PROVIDED RECORDS:
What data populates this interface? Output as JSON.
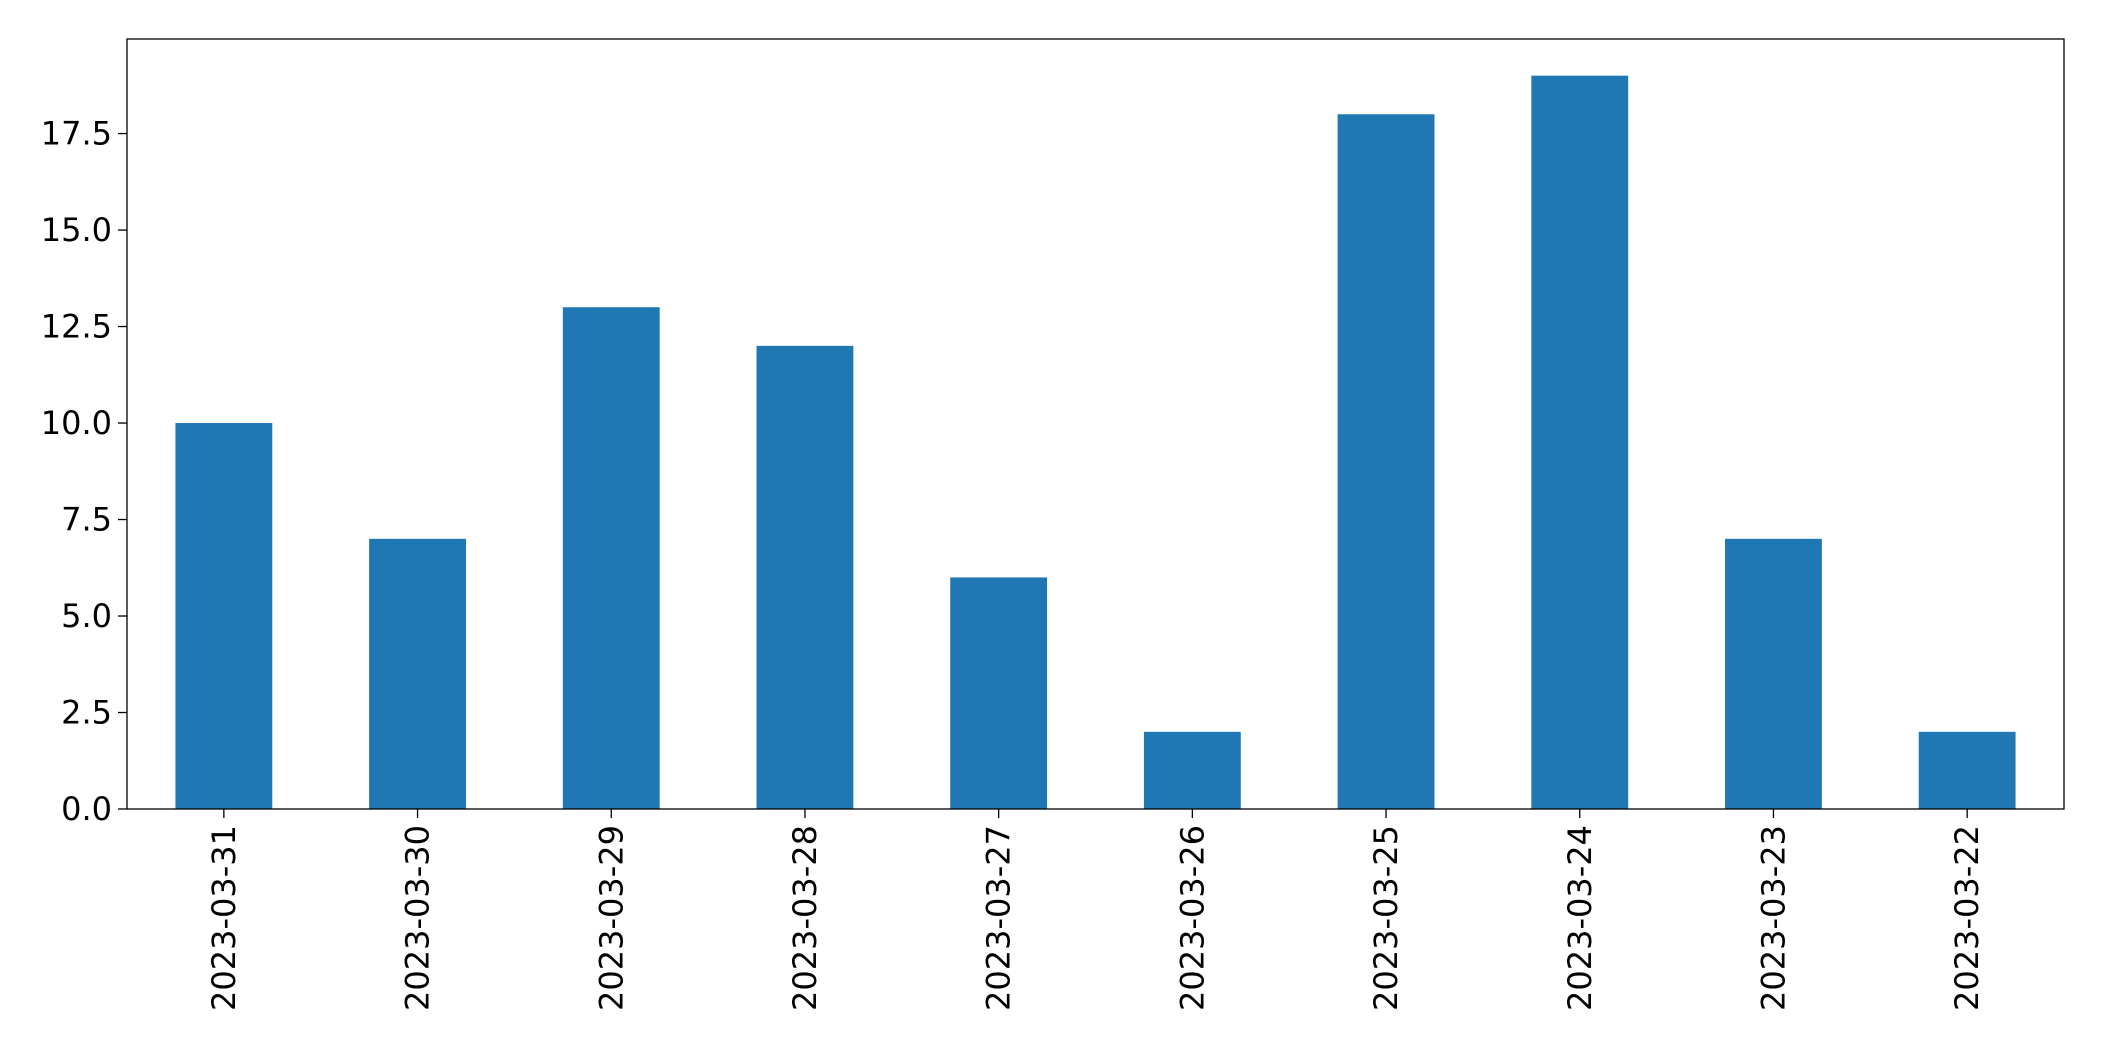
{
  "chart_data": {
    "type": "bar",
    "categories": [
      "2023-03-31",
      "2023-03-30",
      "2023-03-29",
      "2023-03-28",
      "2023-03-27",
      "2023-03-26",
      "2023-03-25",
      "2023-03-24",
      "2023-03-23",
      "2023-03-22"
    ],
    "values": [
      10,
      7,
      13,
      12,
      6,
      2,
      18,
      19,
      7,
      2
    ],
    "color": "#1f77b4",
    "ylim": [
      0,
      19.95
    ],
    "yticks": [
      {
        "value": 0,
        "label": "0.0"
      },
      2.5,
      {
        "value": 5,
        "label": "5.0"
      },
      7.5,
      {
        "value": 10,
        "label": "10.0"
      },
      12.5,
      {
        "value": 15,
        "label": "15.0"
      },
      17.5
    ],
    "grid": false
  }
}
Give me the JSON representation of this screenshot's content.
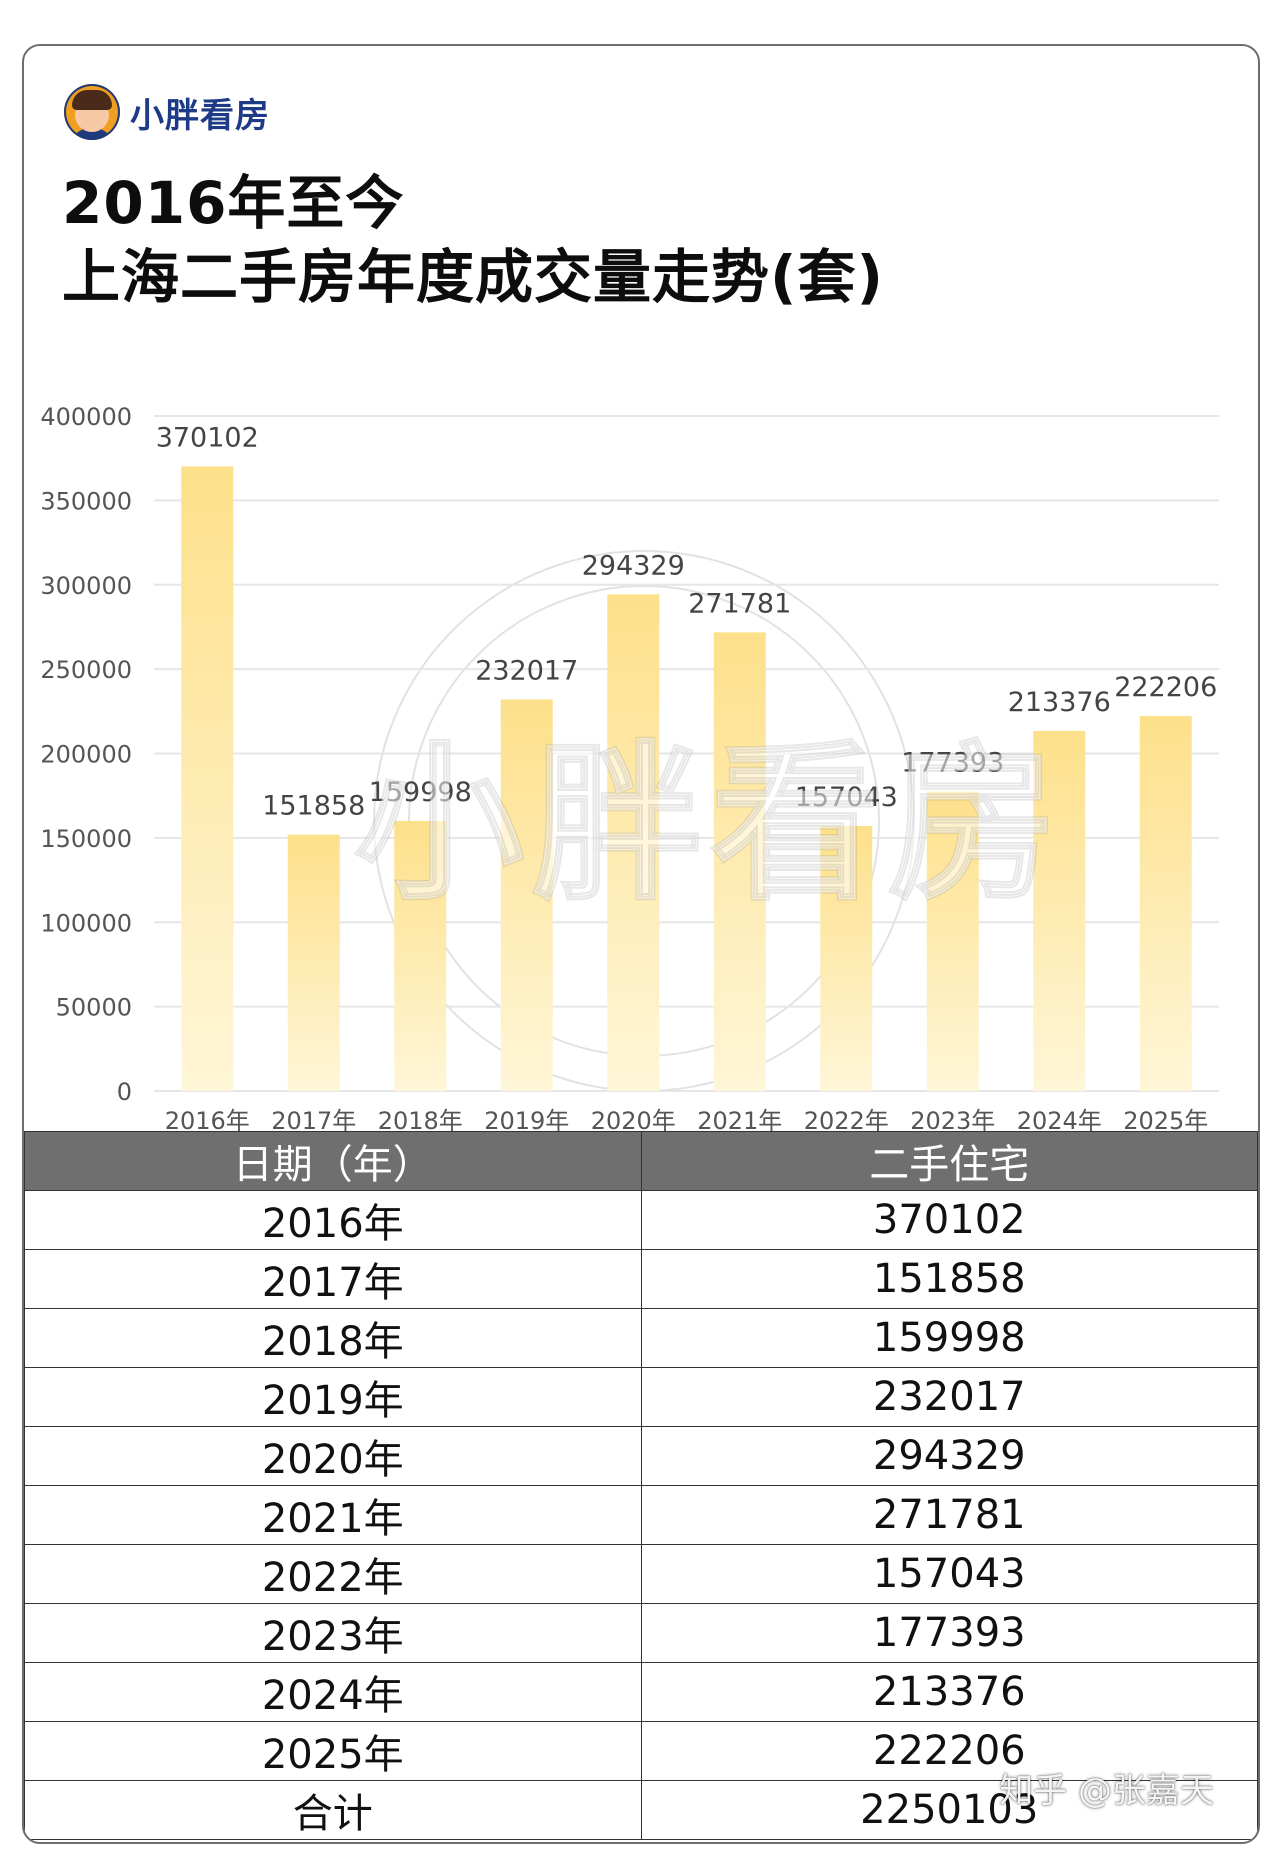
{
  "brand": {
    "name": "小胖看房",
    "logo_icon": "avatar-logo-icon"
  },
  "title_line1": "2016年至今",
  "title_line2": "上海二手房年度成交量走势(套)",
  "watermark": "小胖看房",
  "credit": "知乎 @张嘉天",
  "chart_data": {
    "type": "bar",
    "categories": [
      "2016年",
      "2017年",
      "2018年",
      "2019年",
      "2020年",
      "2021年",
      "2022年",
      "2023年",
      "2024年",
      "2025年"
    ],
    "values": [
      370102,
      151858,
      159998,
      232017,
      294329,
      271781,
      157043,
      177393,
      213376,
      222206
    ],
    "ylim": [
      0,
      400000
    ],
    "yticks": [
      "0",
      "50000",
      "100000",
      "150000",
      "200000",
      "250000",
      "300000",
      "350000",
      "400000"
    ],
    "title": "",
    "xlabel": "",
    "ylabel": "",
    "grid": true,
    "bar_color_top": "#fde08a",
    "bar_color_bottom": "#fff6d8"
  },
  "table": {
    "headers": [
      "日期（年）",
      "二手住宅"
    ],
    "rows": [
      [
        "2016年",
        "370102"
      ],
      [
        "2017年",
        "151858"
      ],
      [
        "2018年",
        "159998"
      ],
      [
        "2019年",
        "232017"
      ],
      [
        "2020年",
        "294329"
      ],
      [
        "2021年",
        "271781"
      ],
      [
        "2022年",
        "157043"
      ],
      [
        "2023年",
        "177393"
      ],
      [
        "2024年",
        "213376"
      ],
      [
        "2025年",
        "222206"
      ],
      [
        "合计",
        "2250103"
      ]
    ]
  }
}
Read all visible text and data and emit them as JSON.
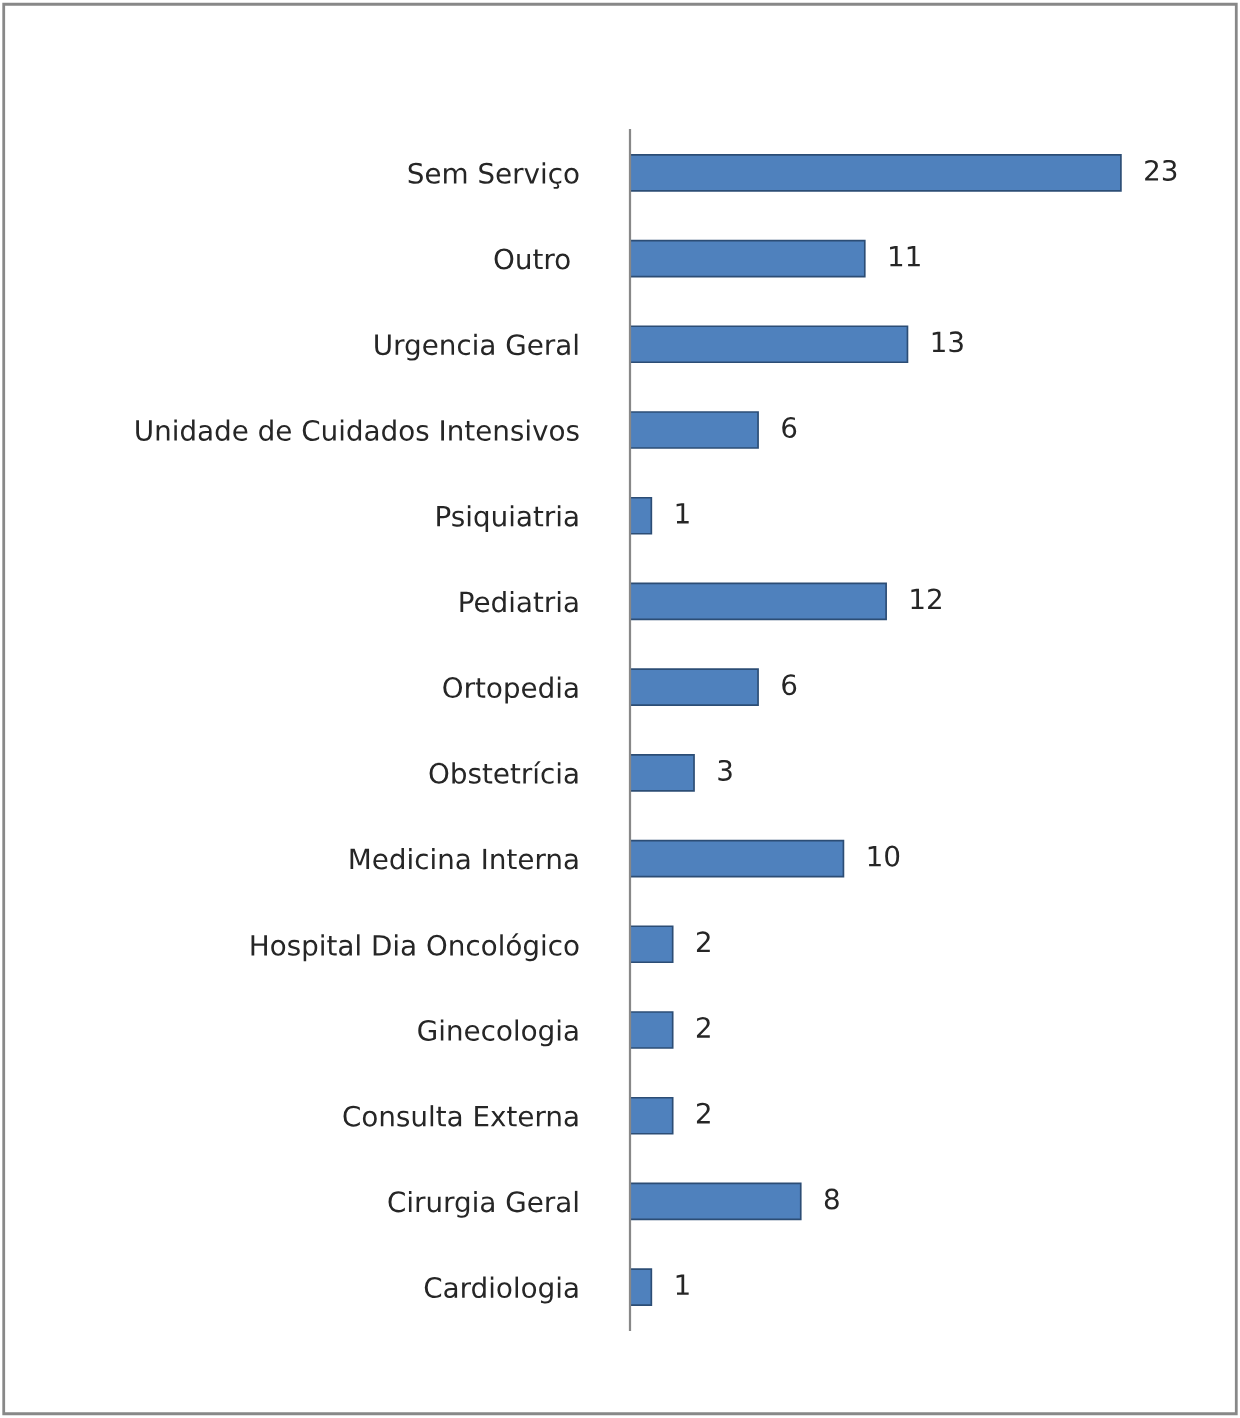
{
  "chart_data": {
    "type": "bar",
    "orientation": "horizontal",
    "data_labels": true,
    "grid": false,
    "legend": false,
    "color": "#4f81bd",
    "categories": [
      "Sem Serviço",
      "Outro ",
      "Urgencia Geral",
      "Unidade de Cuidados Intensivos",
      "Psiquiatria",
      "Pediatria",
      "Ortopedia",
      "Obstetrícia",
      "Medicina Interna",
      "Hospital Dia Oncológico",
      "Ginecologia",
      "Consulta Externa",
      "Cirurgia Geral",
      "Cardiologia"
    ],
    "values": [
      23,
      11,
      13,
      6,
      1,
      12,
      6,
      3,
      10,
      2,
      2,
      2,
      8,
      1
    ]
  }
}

WHAT TO DO: Identify each line of the material where the word "JSON" shows up, and copy it.

COMPLETE ANSWER:
What data populates this interface? Output as JSON.
Give me the JSON representation of this screenshot's content.
Read all visible text and data and emit them as JSON.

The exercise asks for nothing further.